* _Data entries_
* * * * * * * * *
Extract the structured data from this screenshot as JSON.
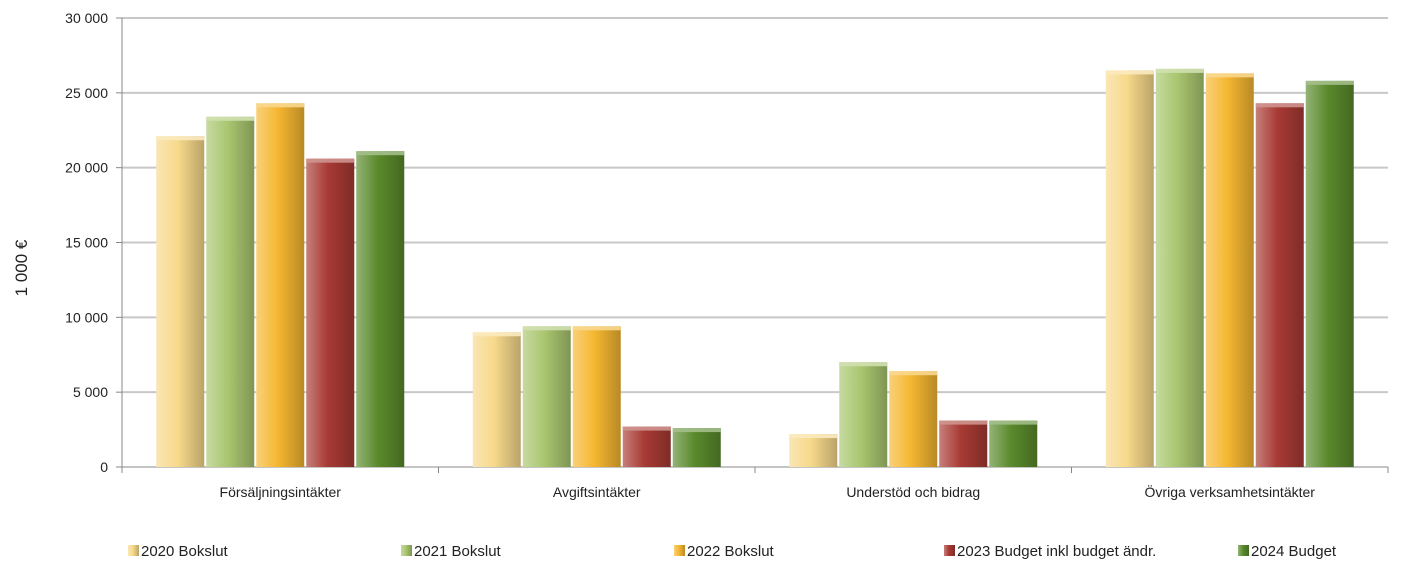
{
  "chart_data": {
    "type": "bar",
    "title": "",
    "xlabel": "",
    "ylabel": "1 000 €",
    "ylim": [
      0,
      30000
    ],
    "yticks": [
      0,
      5000,
      10000,
      15000,
      20000,
      25000,
      30000
    ],
    "ytick_labels": [
      "0",
      "5 000",
      "10 000",
      "15 000",
      "20 000",
      "25 000",
      "30 000"
    ],
    "grid": true,
    "legend_position": "bottom",
    "categories": [
      "Försäljningsintäkter",
      "Avgiftsintäkter",
      "Understöd och bidrag",
      "Övriga verksamhetsintäkter"
    ],
    "series": [
      {
        "name": "2020 Bokslut",
        "color": "#f7d98b",
        "values": [
          22100,
          9000,
          2200,
          26500
        ]
      },
      {
        "name": "2021 Bokslut",
        "color": "#a9c66f",
        "values": [
          23400,
          9400,
          7000,
          26600
        ]
      },
      {
        "name": "2022 Bokslut",
        "color": "#f5b731",
        "values": [
          24300,
          9400,
          6400,
          26300
        ]
      },
      {
        "name": "2023 Budget inkl budget ändr.",
        "color": "#a83a34",
        "values": [
          20600,
          2700,
          3100,
          24300
        ]
      },
      {
        "name": "2024 Budget",
        "color": "#5a8a2c",
        "values": [
          21100,
          2600,
          3100,
          25800
        ]
      }
    ]
  }
}
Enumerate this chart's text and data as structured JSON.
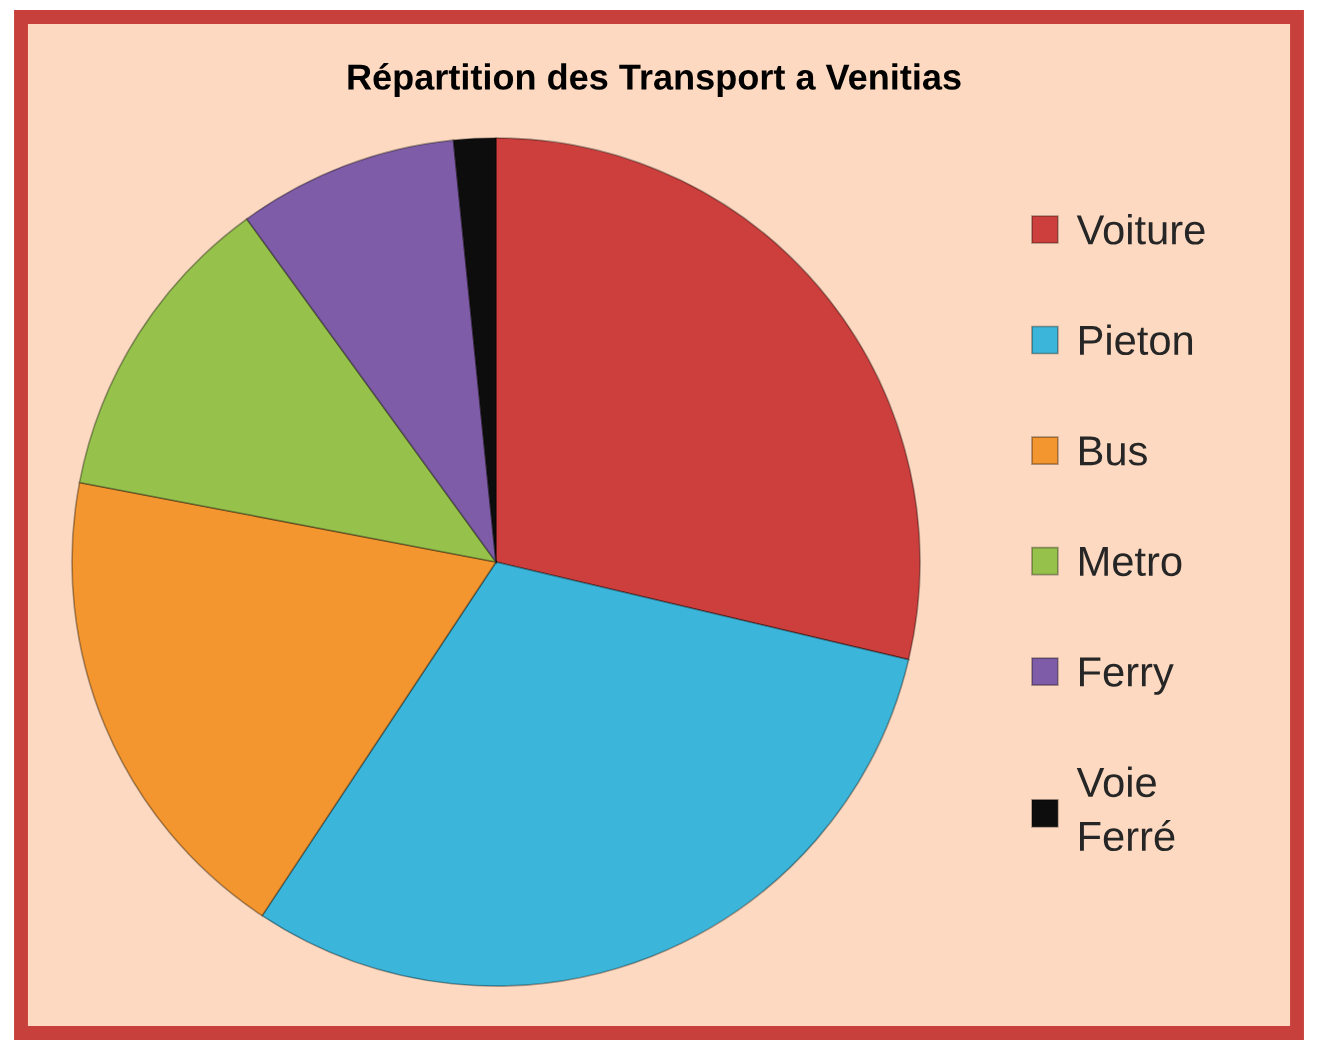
{
  "chart_data": {
    "type": "pie",
    "title": "Répartition des Transport a Venitias",
    "categories": [
      "Voiture",
      "Pieton",
      "Bus",
      "Metro",
      "Ferry",
      "Voie Ferré"
    ],
    "values": [
      28.7,
      30.6,
      18.7,
      12.0,
      8.4,
      1.6
    ],
    "colors": [
      "#cc3f3d",
      "#3bb5d9",
      "#f3962f",
      "#96c24c",
      "#7f5ca8",
      "#0d0d0d"
    ],
    "legend": "right"
  }
}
* * * * * * * * *
* _Set exercise_
Without the pictures, write out the whole listing above exactly as it appears.

* _Finished answer_
Extract the structured data from this screenshot as JSON.
{
  "chart_data": {
    "type": "bar",
    "title": "",
    "xlabel": "",
    "ylabel": "1 000 €",
    "ylim": [
      0,
      30000
    ],
    "yticks": [
      0,
      5000,
      10000,
      15000,
      20000,
      25000,
      30000
    ],
    "ytick_labels": [
      "0",
      "5 000",
      "10 000",
      "15 000",
      "20 000",
      "25 000",
      "30 000"
    ],
    "grid": true,
    "legend_position": "bottom",
    "categories": [
      "Försäljningsintäkter",
      "Avgiftsintäkter",
      "Understöd och bidrag",
      "Övriga verksamhetsintäkter"
    ],
    "series": [
      {
        "name": "2020 Bokslut",
        "color": "#f7d98b",
        "values": [
          22100,
          9000,
          2200,
          26500
        ]
      },
      {
        "name": "2021 Bokslut",
        "color": "#a9c66f",
        "values": [
          23400,
          9400,
          7000,
          26600
        ]
      },
      {
        "name": "2022 Bokslut",
        "color": "#f5b731",
        "values": [
          24300,
          9400,
          6400,
          26300
        ]
      },
      {
        "name": "2023 Budget inkl budget ändr.",
        "color": "#a83a34",
        "values": [
          20600,
          2700,
          3100,
          24300
        ]
      },
      {
        "name": "2024 Budget",
        "color": "#5a8a2c",
        "values": [
          21100,
          2600,
          3100,
          25800
        ]
      }
    ]
  }
}
Enumerate this chart's text and data as structured JSON.
{
  "chart_data": {
    "type": "pie",
    "title": "Répartition des Transport a Venitias",
    "categories": [
      "Voiture",
      "Pieton",
      "Bus",
      "Metro",
      "Ferry",
      "Voie Ferré"
    ],
    "values": [
      28.7,
      30.6,
      18.7,
      12.0,
      8.4,
      1.6
    ],
    "colors": [
      "#cc3f3d",
      "#3bb5d9",
      "#f3962f",
      "#96c24c",
      "#7f5ca8",
      "#0d0d0d"
    ],
    "legend": "right"
  }
}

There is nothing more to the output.